Problem description: Strip the pictures and reproduce the rest of the listing exactly.

(Figure contents as structured data)
-------

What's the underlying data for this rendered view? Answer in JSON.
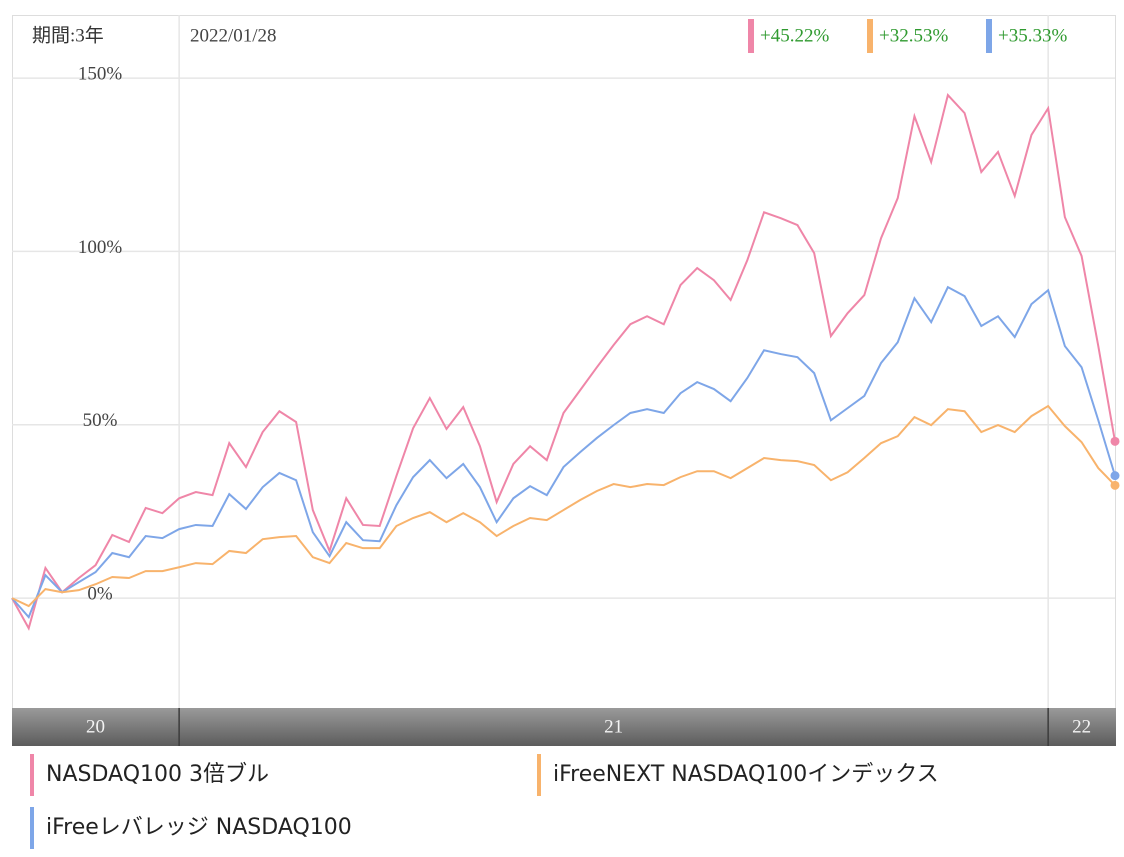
{
  "chart_data": {
    "type": "line",
    "period": "期間:3年",
    "date": "2022/01/28",
    "x": [
      0,
      1,
      2,
      3,
      4,
      5,
      6,
      7,
      8,
      9,
      10,
      11,
      12,
      13,
      14,
      15,
      16,
      17,
      18,
      19,
      20,
      21,
      22,
      23,
      24,
      25,
      26,
      27,
      28,
      29,
      30,
      31,
      32,
      33,
      34,
      35,
      36,
      37,
      38,
      39,
      40,
      41,
      42,
      43,
      44,
      45,
      46,
      47,
      48,
      49,
      50,
      51,
      52,
      53,
      54,
      55,
      56,
      57,
      58,
      59,
      60,
      61,
      62,
      63,
      64,
      65,
      66
    ],
    "xlim": [
      0,
      66
    ],
    "x_bands": [
      {
        "label": "20",
        "start": 0,
        "end": 10
      },
      {
        "label": "21",
        "start": 10,
        "end": 62
      },
      {
        "label": "22",
        "start": 62,
        "end": 66
      }
    ],
    "ylim": [
      -31.7,
      168.2
    ],
    "yticks": [
      {
        "value": 0,
        "label": "0%"
      },
      {
        "value": 50,
        "label": "50%"
      },
      {
        "value": 100,
        "label": "100%"
      },
      {
        "value": 150,
        "label": "150%"
      }
    ],
    "grid": true,
    "series": [
      {
        "name": "NASDAQ100 3倍ブル",
        "color": "#ef86a8",
        "end_label": "+45.22%",
        "values": [
          0,
          -8.7,
          8.7,
          1.7,
          5.8,
          9.5,
          18.2,
          16.2,
          26.0,
          24.5,
          28.8,
          30.6,
          29.7,
          44.7,
          37.8,
          47.9,
          53.9,
          50.8,
          25.4,
          13.6,
          28.8,
          21.1,
          20.8,
          35.2,
          49.0,
          57.7,
          48.8,
          55.1,
          43.8,
          27.7,
          38.7,
          43.8,
          39.8,
          53.4,
          60.0,
          66.6,
          73.0,
          79.0,
          81.3,
          79.0,
          90.3,
          95.2,
          91.7,
          86.0,
          97.5,
          111.3,
          109.6,
          107.6,
          99.5,
          75.6,
          82.2,
          87.4,
          103.8,
          115.4,
          139.0,
          125.8,
          145.1,
          139.9,
          122.9,
          128.7,
          116.0,
          133.6,
          141.3,
          109.9,
          98.7,
          72.7,
          45.22
        ]
      },
      {
        "name": "iFreeレバレッジ NASDAQ100",
        "color": "#7ea6e8",
        "end_label": "+35.33%",
        "values": [
          0,
          -5.5,
          6.6,
          1.7,
          4.6,
          7.5,
          13.0,
          11.8,
          17.9,
          17.3,
          19.9,
          21.1,
          20.8,
          30.0,
          25.7,
          32.0,
          36.1,
          34.0,
          19.0,
          12.1,
          21.9,
          16.7,
          16.4,
          26.8,
          34.9,
          39.8,
          34.6,
          38.7,
          32.0,
          21.9,
          28.8,
          32.3,
          29.7,
          37.8,
          42.1,
          46.2,
          49.9,
          53.4,
          54.5,
          53.4,
          59.1,
          62.3,
          60.3,
          56.8,
          63.5,
          71.5,
          70.4,
          69.5,
          64.9,
          51.3,
          54.8,
          58.3,
          67.8,
          73.8,
          86.5,
          79.6,
          89.7,
          87.1,
          78.5,
          81.3,
          75.3,
          84.8,
          88.8,
          72.7,
          66.6,
          51.3,
          35.33
        ]
      },
      {
        "name": "iFreeNEXT NASDAQ100インデックス",
        "color": "#f8b36c",
        "end_label": "+32.53%",
        "values": [
          0,
          -2.3,
          2.6,
          1.7,
          2.3,
          4.0,
          6.1,
          5.8,
          7.8,
          7.8,
          8.9,
          10.1,
          9.8,
          13.6,
          13.0,
          17.0,
          17.6,
          17.9,
          11.8,
          10.1,
          15.9,
          14.4,
          14.4,
          20.8,
          23.1,
          24.8,
          21.9,
          24.5,
          21.9,
          17.9,
          20.8,
          23.1,
          22.5,
          25.4,
          28.3,
          30.9,
          32.9,
          32.0,
          32.9,
          32.6,
          34.9,
          36.6,
          36.6,
          34.6,
          37.5,
          40.4,
          39.8,
          39.5,
          38.4,
          34.0,
          36.3,
          40.4,
          44.7,
          46.7,
          52.2,
          49.9,
          54.5,
          53.9,
          47.9,
          49.9,
          47.9,
          52.5,
          55.4,
          49.6,
          45.0,
          37.5,
          32.53
        ]
      }
    ]
  }
}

-------

Reply:
What's the underlying data for this rendered view? Answer in JSON.
{
  "chart_data": {
    "type": "line",
    "period": "期間:3年",
    "date": "2022/01/28",
    "x": [
      0,
      1,
      2,
      3,
      4,
      5,
      6,
      7,
      8,
      9,
      10,
      11,
      12,
      13,
      14,
      15,
      16,
      17,
      18,
      19,
      20,
      21,
      22,
      23,
      24,
      25,
      26,
      27,
      28,
      29,
      30,
      31,
      32,
      33,
      34,
      35,
      36,
      37,
      38,
      39,
      40,
      41,
      42,
      43,
      44,
      45,
      46,
      47,
      48,
      49,
      50,
      51,
      52,
      53,
      54,
      55,
      56,
      57,
      58,
      59,
      60,
      61,
      62,
      63,
      64,
      65,
      66
    ],
    "xlim": [
      0,
      66
    ],
    "x_bands": [
      {
        "label": "20",
        "start": 0,
        "end": 10
      },
      {
        "label": "21",
        "start": 10,
        "end": 62
      },
      {
        "label": "22",
        "start": 62,
        "end": 66
      }
    ],
    "ylim": [
      -31.7,
      168.2
    ],
    "yticks": [
      {
        "value": 0,
        "label": "0%"
      },
      {
        "value": 50,
        "label": "50%"
      },
      {
        "value": 100,
        "label": "100%"
      },
      {
        "value": 150,
        "label": "150%"
      }
    ],
    "grid": true,
    "series": [
      {
        "name": "NASDAQ100 3倍ブル",
        "color": "#ef86a8",
        "end_label": "+45.22%",
        "values": [
          0,
          -8.7,
          8.7,
          1.7,
          5.8,
          9.5,
          18.2,
          16.2,
          26.0,
          24.5,
          28.8,
          30.6,
          29.7,
          44.7,
          37.8,
          47.9,
          53.9,
          50.8,
          25.4,
          13.6,
          28.8,
          21.1,
          20.8,
          35.2,
          49.0,
          57.7,
          48.8,
          55.1,
          43.8,
          27.7,
          38.7,
          43.8,
          39.8,
          53.4,
          60.0,
          66.6,
          73.0,
          79.0,
          81.3,
          79.0,
          90.3,
          95.2,
          91.7,
          86.0,
          97.5,
          111.3,
          109.6,
          107.6,
          99.5,
          75.6,
          82.2,
          87.4,
          103.8,
          115.4,
          139.0,
          125.8,
          145.1,
          139.9,
          122.9,
          128.7,
          116.0,
          133.6,
          141.3,
          109.9,
          98.7,
          72.7,
          45.22
        ]
      },
      {
        "name": "iFreeレバレッジ NASDAQ100",
        "color": "#7ea6e8",
        "end_label": "+35.33%",
        "values": [
          0,
          -5.5,
          6.6,
          1.7,
          4.6,
          7.5,
          13.0,
          11.8,
          17.9,
          17.3,
          19.9,
          21.1,
          20.8,
          30.0,
          25.7,
          32.0,
          36.1,
          34.0,
          19.0,
          12.1,
          21.9,
          16.7,
          16.4,
          26.8,
          34.9,
          39.8,
          34.6,
          38.7,
          32.0,
          21.9,
          28.8,
          32.3,
          29.7,
          37.8,
          42.1,
          46.2,
          49.9,
          53.4,
          54.5,
          53.4,
          59.1,
          62.3,
          60.3,
          56.8,
          63.5,
          71.5,
          70.4,
          69.5,
          64.9,
          51.3,
          54.8,
          58.3,
          67.8,
          73.8,
          86.5,
          79.6,
          89.7,
          87.1,
          78.5,
          81.3,
          75.3,
          84.8,
          88.8,
          72.7,
          66.6,
          51.3,
          35.33
        ]
      },
      {
        "name": "iFreeNEXT NASDAQ100インデックス",
        "color": "#f8b36c",
        "end_label": "+32.53%",
        "values": [
          0,
          -2.3,
          2.6,
          1.7,
          2.3,
          4.0,
          6.1,
          5.8,
          7.8,
          7.8,
          8.9,
          10.1,
          9.8,
          13.6,
          13.0,
          17.0,
          17.6,
          17.9,
          11.8,
          10.1,
          15.9,
          14.4,
          14.4,
          20.8,
          23.1,
          24.8,
          21.9,
          24.5,
          21.9,
          17.9,
          20.8,
          23.1,
          22.5,
          25.4,
          28.3,
          30.9,
          32.9,
          32.0,
          32.9,
          32.6,
          34.9,
          36.6,
          36.6,
          34.6,
          37.5,
          40.4,
          39.8,
          39.5,
          38.4,
          34.0,
          36.3,
          40.4,
          44.7,
          46.7,
          52.2,
          49.9,
          54.5,
          53.9,
          47.9,
          49.9,
          47.9,
          52.5,
          55.4,
          49.6,
          45.0,
          37.5,
          32.53
        ]
      }
    ]
  }
}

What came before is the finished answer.